* Begin EXERCISE MATERIAL *

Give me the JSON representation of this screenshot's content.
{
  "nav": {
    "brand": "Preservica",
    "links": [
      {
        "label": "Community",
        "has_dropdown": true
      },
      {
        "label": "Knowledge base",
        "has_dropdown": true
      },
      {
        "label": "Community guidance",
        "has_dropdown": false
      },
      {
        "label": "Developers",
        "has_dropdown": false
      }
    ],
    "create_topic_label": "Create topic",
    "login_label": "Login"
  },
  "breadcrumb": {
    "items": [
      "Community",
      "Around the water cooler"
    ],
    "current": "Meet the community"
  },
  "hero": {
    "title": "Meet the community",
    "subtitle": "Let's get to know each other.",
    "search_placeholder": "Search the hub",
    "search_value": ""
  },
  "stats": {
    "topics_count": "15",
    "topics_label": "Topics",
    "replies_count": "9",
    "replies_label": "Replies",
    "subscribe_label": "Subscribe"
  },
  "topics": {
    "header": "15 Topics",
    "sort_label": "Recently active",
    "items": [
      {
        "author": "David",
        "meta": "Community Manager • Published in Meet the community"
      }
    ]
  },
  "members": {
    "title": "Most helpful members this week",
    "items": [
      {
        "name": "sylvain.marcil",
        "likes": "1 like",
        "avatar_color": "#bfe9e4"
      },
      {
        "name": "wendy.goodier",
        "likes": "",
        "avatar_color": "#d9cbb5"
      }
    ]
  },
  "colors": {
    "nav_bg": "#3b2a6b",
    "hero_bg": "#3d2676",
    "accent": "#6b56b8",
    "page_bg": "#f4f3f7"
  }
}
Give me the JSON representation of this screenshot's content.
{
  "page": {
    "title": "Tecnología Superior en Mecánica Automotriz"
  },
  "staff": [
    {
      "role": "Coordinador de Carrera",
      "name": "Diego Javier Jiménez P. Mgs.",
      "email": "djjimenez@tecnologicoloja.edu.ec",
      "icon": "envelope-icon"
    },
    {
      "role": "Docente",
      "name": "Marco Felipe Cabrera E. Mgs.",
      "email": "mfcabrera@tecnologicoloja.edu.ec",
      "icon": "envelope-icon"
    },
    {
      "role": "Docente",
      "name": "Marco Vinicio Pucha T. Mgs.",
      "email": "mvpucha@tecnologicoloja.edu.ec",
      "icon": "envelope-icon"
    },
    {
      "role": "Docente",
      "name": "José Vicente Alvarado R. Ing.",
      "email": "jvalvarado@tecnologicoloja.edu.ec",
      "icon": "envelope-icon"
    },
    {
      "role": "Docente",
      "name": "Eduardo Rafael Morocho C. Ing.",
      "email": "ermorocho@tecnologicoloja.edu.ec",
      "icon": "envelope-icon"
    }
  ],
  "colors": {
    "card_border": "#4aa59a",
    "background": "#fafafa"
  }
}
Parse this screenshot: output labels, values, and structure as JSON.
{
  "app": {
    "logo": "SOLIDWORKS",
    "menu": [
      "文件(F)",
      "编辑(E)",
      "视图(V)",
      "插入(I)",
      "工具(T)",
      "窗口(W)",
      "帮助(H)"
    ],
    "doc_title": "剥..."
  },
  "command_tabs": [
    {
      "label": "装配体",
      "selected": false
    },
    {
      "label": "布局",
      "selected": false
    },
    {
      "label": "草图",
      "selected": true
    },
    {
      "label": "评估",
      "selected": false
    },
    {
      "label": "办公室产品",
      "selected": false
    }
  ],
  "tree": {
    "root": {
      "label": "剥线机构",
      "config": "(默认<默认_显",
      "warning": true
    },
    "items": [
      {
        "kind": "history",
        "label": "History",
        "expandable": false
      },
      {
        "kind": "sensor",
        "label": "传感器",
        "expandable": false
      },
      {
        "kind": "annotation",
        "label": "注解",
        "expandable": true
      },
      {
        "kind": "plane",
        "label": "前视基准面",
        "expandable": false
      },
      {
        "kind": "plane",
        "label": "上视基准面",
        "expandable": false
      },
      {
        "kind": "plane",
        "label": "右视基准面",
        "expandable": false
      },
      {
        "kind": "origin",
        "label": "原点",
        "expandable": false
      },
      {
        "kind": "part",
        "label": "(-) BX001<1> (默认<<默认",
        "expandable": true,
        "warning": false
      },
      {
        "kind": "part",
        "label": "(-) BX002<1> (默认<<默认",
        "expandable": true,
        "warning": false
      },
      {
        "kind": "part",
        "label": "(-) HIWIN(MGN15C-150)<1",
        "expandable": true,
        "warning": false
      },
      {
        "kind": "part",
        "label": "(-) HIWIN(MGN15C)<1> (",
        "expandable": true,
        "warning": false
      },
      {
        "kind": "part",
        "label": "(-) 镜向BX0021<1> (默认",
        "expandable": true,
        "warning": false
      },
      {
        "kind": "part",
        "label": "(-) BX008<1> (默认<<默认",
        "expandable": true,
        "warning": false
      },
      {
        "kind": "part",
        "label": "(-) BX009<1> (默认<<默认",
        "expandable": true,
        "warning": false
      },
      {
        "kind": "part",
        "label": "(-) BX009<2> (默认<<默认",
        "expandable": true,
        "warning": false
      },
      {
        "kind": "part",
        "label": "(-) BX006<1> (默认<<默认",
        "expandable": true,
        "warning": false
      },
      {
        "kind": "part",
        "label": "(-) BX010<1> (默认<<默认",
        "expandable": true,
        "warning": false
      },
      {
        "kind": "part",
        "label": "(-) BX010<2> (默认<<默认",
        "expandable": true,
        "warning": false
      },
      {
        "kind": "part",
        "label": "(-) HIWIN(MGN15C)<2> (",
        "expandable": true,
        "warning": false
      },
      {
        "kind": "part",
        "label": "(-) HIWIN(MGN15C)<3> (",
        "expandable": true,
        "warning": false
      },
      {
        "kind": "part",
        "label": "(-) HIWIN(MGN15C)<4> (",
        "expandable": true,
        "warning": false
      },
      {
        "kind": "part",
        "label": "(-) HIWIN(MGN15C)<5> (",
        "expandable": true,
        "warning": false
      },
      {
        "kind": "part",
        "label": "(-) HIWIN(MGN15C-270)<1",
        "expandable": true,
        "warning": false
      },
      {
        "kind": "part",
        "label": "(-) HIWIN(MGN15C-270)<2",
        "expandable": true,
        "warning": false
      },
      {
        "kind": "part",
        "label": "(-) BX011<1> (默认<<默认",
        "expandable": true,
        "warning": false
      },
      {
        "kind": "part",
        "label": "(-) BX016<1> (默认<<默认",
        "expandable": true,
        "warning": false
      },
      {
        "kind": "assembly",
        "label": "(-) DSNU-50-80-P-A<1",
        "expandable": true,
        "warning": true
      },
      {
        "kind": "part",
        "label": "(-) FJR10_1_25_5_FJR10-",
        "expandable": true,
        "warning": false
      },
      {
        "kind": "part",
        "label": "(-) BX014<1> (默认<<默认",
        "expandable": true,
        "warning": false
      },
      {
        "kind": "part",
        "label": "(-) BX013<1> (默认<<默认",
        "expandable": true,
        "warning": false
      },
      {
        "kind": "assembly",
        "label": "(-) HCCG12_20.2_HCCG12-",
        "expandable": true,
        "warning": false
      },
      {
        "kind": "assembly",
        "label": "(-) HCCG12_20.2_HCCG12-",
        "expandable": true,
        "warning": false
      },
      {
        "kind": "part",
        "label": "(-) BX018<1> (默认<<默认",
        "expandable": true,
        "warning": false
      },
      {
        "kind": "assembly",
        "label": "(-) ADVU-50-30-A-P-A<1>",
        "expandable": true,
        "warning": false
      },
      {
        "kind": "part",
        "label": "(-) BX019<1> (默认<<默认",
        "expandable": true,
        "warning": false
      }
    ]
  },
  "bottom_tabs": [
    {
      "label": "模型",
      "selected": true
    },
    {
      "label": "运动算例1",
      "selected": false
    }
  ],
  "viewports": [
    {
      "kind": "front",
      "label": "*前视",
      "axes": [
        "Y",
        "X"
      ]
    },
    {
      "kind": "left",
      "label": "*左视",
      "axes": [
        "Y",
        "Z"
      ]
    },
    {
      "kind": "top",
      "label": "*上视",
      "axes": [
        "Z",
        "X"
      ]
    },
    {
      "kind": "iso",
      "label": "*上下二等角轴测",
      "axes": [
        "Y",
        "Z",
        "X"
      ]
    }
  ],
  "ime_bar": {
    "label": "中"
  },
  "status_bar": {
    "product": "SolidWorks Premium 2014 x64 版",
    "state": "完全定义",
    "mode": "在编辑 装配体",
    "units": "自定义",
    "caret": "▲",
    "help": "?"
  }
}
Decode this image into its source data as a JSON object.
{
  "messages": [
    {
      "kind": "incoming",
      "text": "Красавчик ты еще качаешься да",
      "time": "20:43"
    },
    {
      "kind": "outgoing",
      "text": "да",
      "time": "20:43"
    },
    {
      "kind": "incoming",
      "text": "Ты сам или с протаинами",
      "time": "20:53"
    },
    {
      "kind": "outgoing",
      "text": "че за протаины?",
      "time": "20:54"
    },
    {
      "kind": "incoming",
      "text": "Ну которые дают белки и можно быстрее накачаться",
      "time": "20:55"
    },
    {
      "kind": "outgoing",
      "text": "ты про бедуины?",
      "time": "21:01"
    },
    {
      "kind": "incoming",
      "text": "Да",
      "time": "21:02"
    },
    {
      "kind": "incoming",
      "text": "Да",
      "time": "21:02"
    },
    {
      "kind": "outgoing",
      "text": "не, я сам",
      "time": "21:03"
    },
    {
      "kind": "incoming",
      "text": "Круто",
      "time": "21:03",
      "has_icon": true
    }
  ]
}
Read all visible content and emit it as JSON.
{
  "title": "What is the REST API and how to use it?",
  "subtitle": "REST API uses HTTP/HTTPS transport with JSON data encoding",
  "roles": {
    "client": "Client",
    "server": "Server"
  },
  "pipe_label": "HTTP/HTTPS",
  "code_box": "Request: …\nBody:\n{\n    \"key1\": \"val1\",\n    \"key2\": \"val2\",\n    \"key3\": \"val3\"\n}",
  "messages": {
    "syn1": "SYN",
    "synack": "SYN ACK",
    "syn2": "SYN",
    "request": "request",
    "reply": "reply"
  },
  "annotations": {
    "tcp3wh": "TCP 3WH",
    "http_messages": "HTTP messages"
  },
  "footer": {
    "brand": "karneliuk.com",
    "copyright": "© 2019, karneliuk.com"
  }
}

* End EXERCISE MATERIAL *

→ **PROMPT**
Find each line with the string "members" and copy it out.

→ **RESPONSE**
  "members": {
    "title": "Most helpful members this week",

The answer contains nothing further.